REQUIRED WORK>
Of the lines in the listing, how many include the string "name"? Write the number and nothing else.

DATA FOR THE TASK>
--- Start ---
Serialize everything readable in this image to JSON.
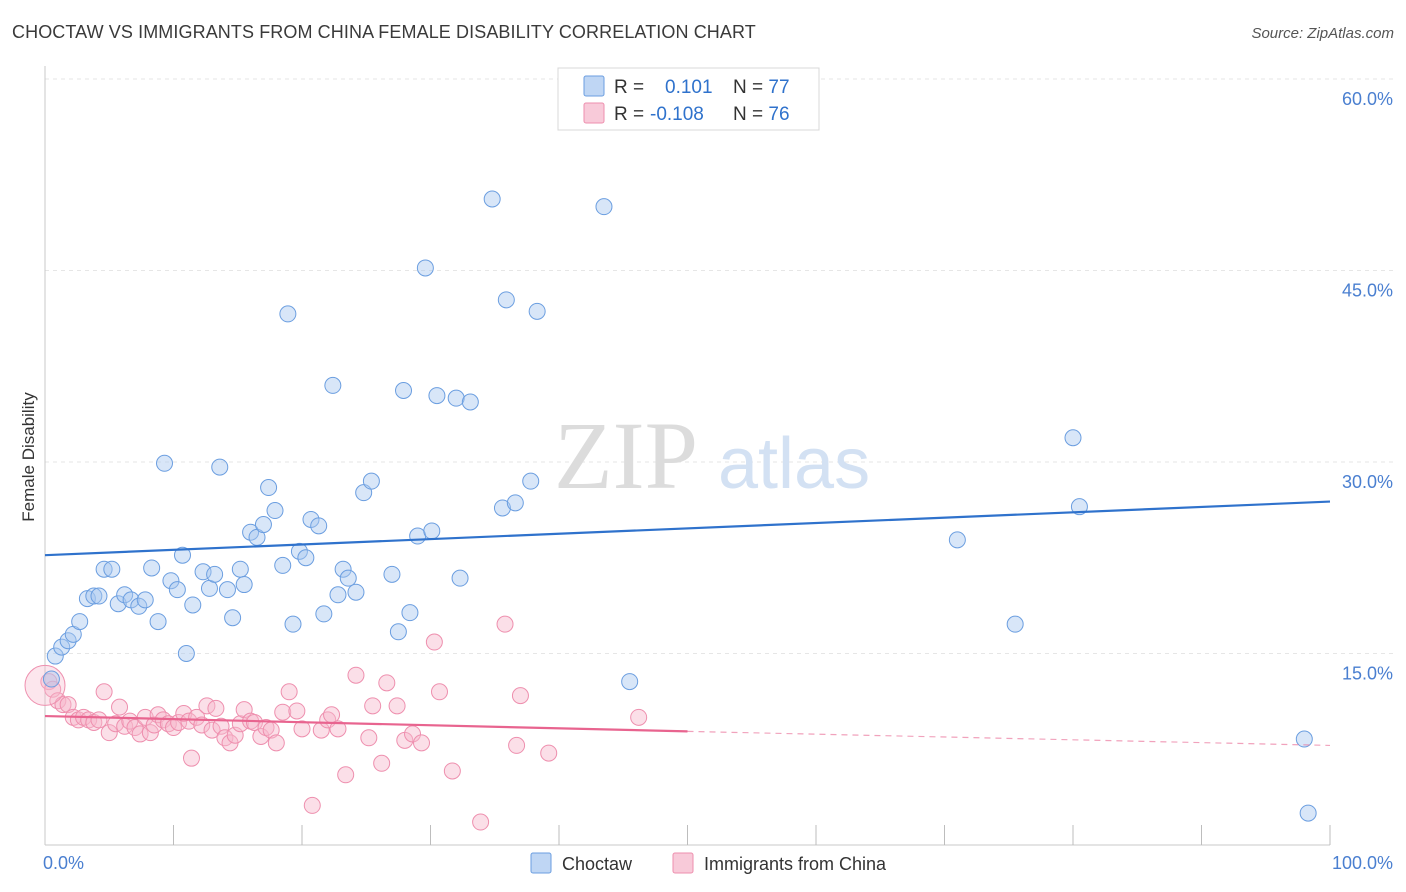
{
  "title": "CHOCTAW VS IMMIGRANTS FROM CHINA FEMALE DISABILITY CORRELATION CHART",
  "source": "Source: ZipAtlas.com",
  "watermark": {
    "part1": "ZIP",
    "part2": "atlas"
  },
  "colors": {
    "choctaw_fill": "#a9c8f0",
    "choctaw_stroke": "#6b9ee0",
    "choctaw_line": "#2f72cc",
    "china_fill": "#f6b8cc",
    "china_stroke": "#ee8fae",
    "china_line": "#e8648f",
    "tick_text": "#4a7fd0",
    "grid": "#e6e6e6"
  },
  "legend": {
    "rows": [
      {
        "r_label": "R = ",
        "r_value": "0.101",
        "n_label": "N = ",
        "n_value": "77"
      },
      {
        "r_label": "R = ",
        "r_value": "-0.108",
        "n_label": "N = ",
        "n_value": "76"
      }
    ]
  },
  "chart_data": {
    "type": "scatter",
    "title": "CHOCTAW VS IMMIGRANTS FROM CHINA FEMALE DISABILITY CORRELATION CHART",
    "xlabel": "",
    "ylabel": "Female Disability",
    "xlim": [
      0,
      100
    ],
    "ylim": [
      0,
      60
    ],
    "x_tick_labels": [
      "0.0%",
      "100.0%"
    ],
    "y_ticks": [
      15,
      30,
      45,
      60
    ],
    "y_tick_labels": [
      "15.0%",
      "30.0%",
      "45.0%",
      "60.0%"
    ],
    "grid": true,
    "legend_position": "top-center",
    "series": [
      {
        "name": "Choctaw",
        "r": 0.101,
        "n": 77,
        "trend": {
          "x": [
            0,
            100
          ],
          "y": [
            22.7,
            26.9
          ]
        },
        "points": [
          [
            0.5,
            13.0
          ],
          [
            0.8,
            14.8
          ],
          [
            1.3,
            15.5
          ],
          [
            1.8,
            16.0
          ],
          [
            2.2,
            16.5
          ],
          [
            2.7,
            17.5
          ],
          [
            3.3,
            19.3
          ],
          [
            3.8,
            19.5
          ],
          [
            4.2,
            19.5
          ],
          [
            4.6,
            21.6
          ],
          [
            5.2,
            21.6
          ],
          [
            5.7,
            18.9
          ],
          [
            6.2,
            19.6
          ],
          [
            6.7,
            19.2
          ],
          [
            7.3,
            18.7
          ],
          [
            7.8,
            19.2
          ],
          [
            8.3,
            21.7
          ],
          [
            8.8,
            17.5
          ],
          [
            9.3,
            29.9
          ],
          [
            9.8,
            20.7
          ],
          [
            10.3,
            20.0
          ],
          [
            10.7,
            22.7
          ],
          [
            11.0,
            15.0
          ],
          [
            11.5,
            18.8
          ],
          [
            12.3,
            21.4
          ],
          [
            12.8,
            20.1
          ],
          [
            13.2,
            21.2
          ],
          [
            13.6,
            29.6
          ],
          [
            14.2,
            20.0
          ],
          [
            14.6,
            17.8
          ],
          [
            15.2,
            21.6
          ],
          [
            15.5,
            20.4
          ],
          [
            16.0,
            24.5
          ],
          [
            16.5,
            24.1
          ],
          [
            17.0,
            25.1
          ],
          [
            17.4,
            28.0
          ],
          [
            17.9,
            26.2
          ],
          [
            18.5,
            21.9
          ],
          [
            18.9,
            41.6
          ],
          [
            19.3,
            17.3
          ],
          [
            19.8,
            23.0
          ],
          [
            20.3,
            22.5
          ],
          [
            20.7,
            25.5
          ],
          [
            21.3,
            25.0
          ],
          [
            21.7,
            18.1
          ],
          [
            22.4,
            36.0
          ],
          [
            22.8,
            19.6
          ],
          [
            23.2,
            21.6
          ],
          [
            23.6,
            20.9
          ],
          [
            24.2,
            19.8
          ],
          [
            24.8,
            27.6
          ],
          [
            25.4,
            28.5
          ],
          [
            27.0,
            21.2
          ],
          [
            27.5,
            16.7
          ],
          [
            27.9,
            35.6
          ],
          [
            28.4,
            18.2
          ],
          [
            29.0,
            24.2
          ],
          [
            29.6,
            45.2
          ],
          [
            30.1,
            24.6
          ],
          [
            30.5,
            35.2
          ],
          [
            32.0,
            35.0
          ],
          [
            32.3,
            20.9
          ],
          [
            33.1,
            34.7
          ],
          [
            34.8,
            50.6
          ],
          [
            35.6,
            26.4
          ],
          [
            35.9,
            42.7
          ],
          [
            36.6,
            26.8
          ],
          [
            37.8,
            28.5
          ],
          [
            38.3,
            41.8
          ],
          [
            43.5,
            50.0
          ],
          [
            45.5,
            12.8
          ],
          [
            71.0,
            23.9
          ],
          [
            75.5,
            17.3
          ],
          [
            80.0,
            31.9
          ],
          [
            80.5,
            26.5
          ],
          [
            98.0,
            8.3
          ],
          [
            98.3,
            2.5
          ]
        ]
      },
      {
        "name": "Immigrants from China",
        "r": -0.108,
        "n": 76,
        "trend": {
          "x": [
            0,
            50
          ],
          "y": [
            10.1,
            8.9
          ]
        },
        "trend_dashed": {
          "x": [
            50,
            100
          ],
          "y": [
            8.9,
            7.8
          ]
        },
        "points": [
          [
            0.3,
            12.8
          ],
          [
            0.6,
            12.2
          ],
          [
            1.0,
            11.3
          ],
          [
            1.4,
            11.0
          ],
          [
            1.8,
            11.0
          ],
          [
            2.2,
            10.0
          ],
          [
            2.6,
            9.8
          ],
          [
            3.0,
            10.0
          ],
          [
            3.4,
            9.8
          ],
          [
            3.8,
            9.6
          ],
          [
            4.2,
            9.8
          ],
          [
            4.6,
            12.0
          ],
          [
            5.0,
            8.8
          ],
          [
            5.5,
            9.5
          ],
          [
            5.8,
            10.8
          ],
          [
            6.2,
            9.3
          ],
          [
            6.6,
            9.7
          ],
          [
            7.0,
            9.2
          ],
          [
            7.4,
            8.7
          ],
          [
            7.8,
            10.0
          ],
          [
            8.2,
            8.8
          ],
          [
            8.5,
            9.4
          ],
          [
            8.8,
            10.2
          ],
          [
            9.2,
            9.8
          ],
          [
            9.6,
            9.5
          ],
          [
            10.0,
            9.2
          ],
          [
            10.4,
            9.6
          ],
          [
            10.8,
            10.3
          ],
          [
            11.2,
            9.7
          ],
          [
            11.4,
            6.8
          ],
          [
            11.8,
            10.0
          ],
          [
            12.2,
            9.4
          ],
          [
            12.6,
            10.9
          ],
          [
            13.0,
            9.0
          ],
          [
            13.3,
            10.7
          ],
          [
            13.7,
            9.3
          ],
          [
            14.0,
            8.4
          ],
          [
            14.4,
            8.0
          ],
          [
            14.8,
            8.6
          ],
          [
            15.2,
            9.5
          ],
          [
            15.5,
            10.6
          ],
          [
            16.0,
            9.7
          ],
          [
            16.3,
            9.6
          ],
          [
            16.8,
            8.5
          ],
          [
            17.2,
            9.2
          ],
          [
            17.6,
            9.0
          ],
          [
            18.0,
            8.0
          ],
          [
            18.5,
            10.4
          ],
          [
            19.0,
            12.0
          ],
          [
            19.6,
            10.5
          ],
          [
            20.0,
            9.1
          ],
          [
            20.8,
            3.1
          ],
          [
            21.5,
            9.0
          ],
          [
            22.0,
            9.8
          ],
          [
            22.3,
            10.2
          ],
          [
            22.8,
            9.1
          ],
          [
            23.4,
            5.5
          ],
          [
            24.2,
            13.3
          ],
          [
            25.2,
            8.4
          ],
          [
            25.5,
            10.9
          ],
          [
            26.2,
            6.4
          ],
          [
            26.6,
            12.7
          ],
          [
            27.4,
            10.9
          ],
          [
            28.0,
            8.2
          ],
          [
            28.6,
            8.7
          ],
          [
            29.3,
            8.0
          ],
          [
            30.3,
            15.9
          ],
          [
            30.7,
            12.0
          ],
          [
            31.7,
            5.8
          ],
          [
            33.9,
            1.8
          ],
          [
            35.8,
            17.3
          ],
          [
            36.7,
            7.8
          ],
          [
            37.0,
            11.7
          ],
          [
            39.2,
            7.2
          ],
          [
            46.2,
            10.0
          ],
          [
            0.0,
            12.5
          ]
        ]
      }
    ]
  }
}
--- End ---
SOLUTION TO THIS TASK>
2